**Required task:** Can you output the material exactly as written, minus any pictures it holds?

Some records:
▼

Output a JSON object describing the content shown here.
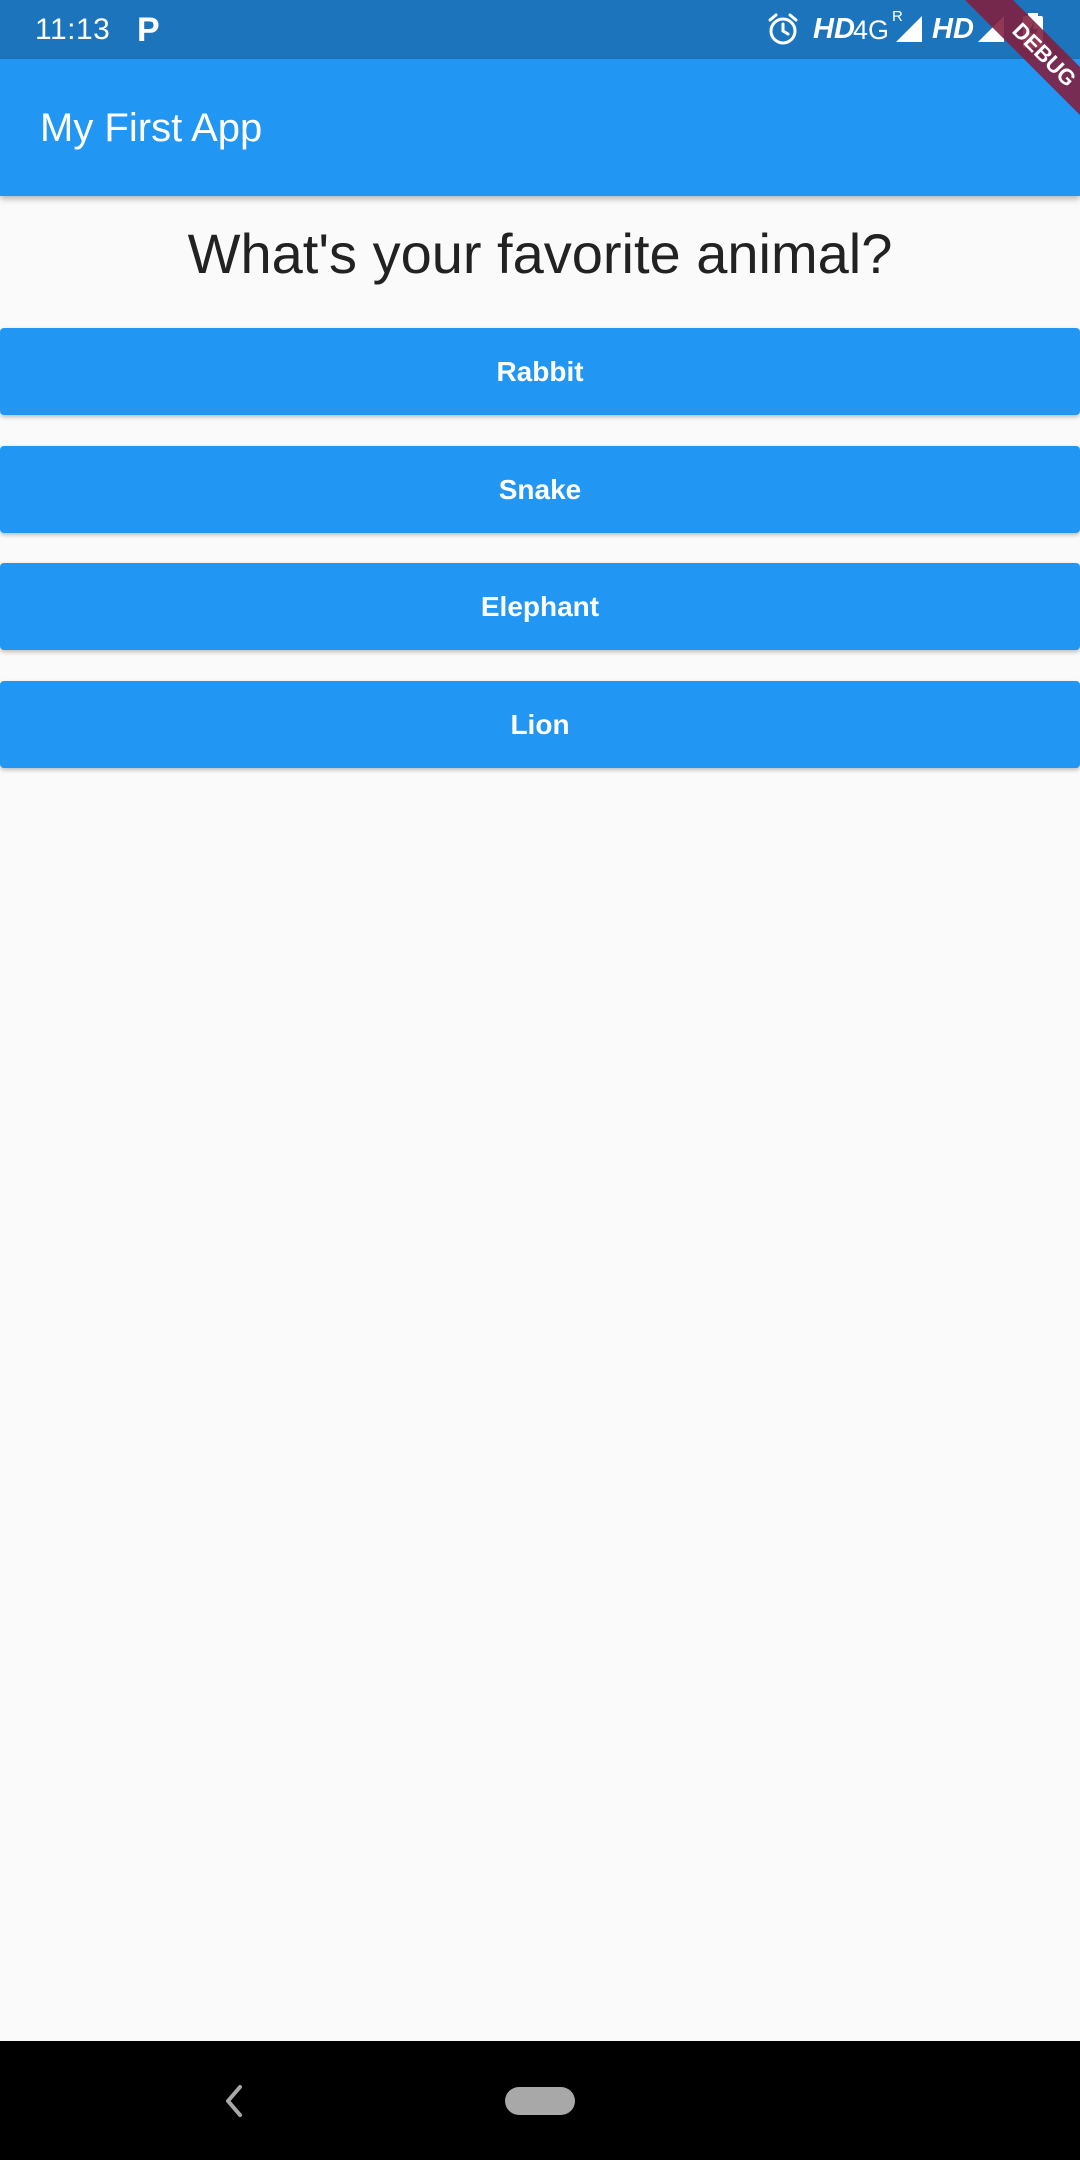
{
  "status_bar": {
    "time": "11:13",
    "notification_glyph": "P",
    "hd_1": "HD",
    "network": "4G",
    "roaming": "R",
    "hd_2": "HD",
    "icons": [
      "alarm-icon",
      "signal-icon",
      "battery-charging-icon"
    ]
  },
  "app_bar": {
    "title": "My First App"
  },
  "debug_banner": {
    "label": "DEBUG"
  },
  "main": {
    "question": "What's your favorite animal?",
    "answers": [
      "Rabbit",
      "Snake",
      "Elephant",
      "Lion"
    ]
  },
  "nav_bar": {
    "icons": [
      "back-icon",
      "home-pill-icon"
    ]
  },
  "colors": {
    "primary": "#2196f3",
    "status_bar": "#1c75bc",
    "background": "#fafafa",
    "debug_banner": "#821e3c"
  }
}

▲

**Result of the task:**
Output a JSON object describing the content shown here.
{
  "status_bar": {
    "time": "11:13",
    "notification_glyph": "P",
    "hd_1": "HD",
    "network": "4G",
    "roaming": "R",
    "hd_2": "HD",
    "icons": [
      "alarm-icon",
      "signal-icon",
      "battery-charging-icon"
    ]
  },
  "app_bar": {
    "title": "My First App"
  },
  "debug_banner": {
    "label": "DEBUG"
  },
  "main": {
    "question": "What's your favorite animal?",
    "answers": [
      "Rabbit",
      "Snake",
      "Elephant",
      "Lion"
    ]
  },
  "nav_bar": {
    "icons": [
      "back-icon",
      "home-pill-icon"
    ]
  },
  "colors": {
    "primary": "#2196f3",
    "status_bar": "#1c75bc",
    "background": "#fafafa",
    "debug_banner": "#821e3c"
  }
}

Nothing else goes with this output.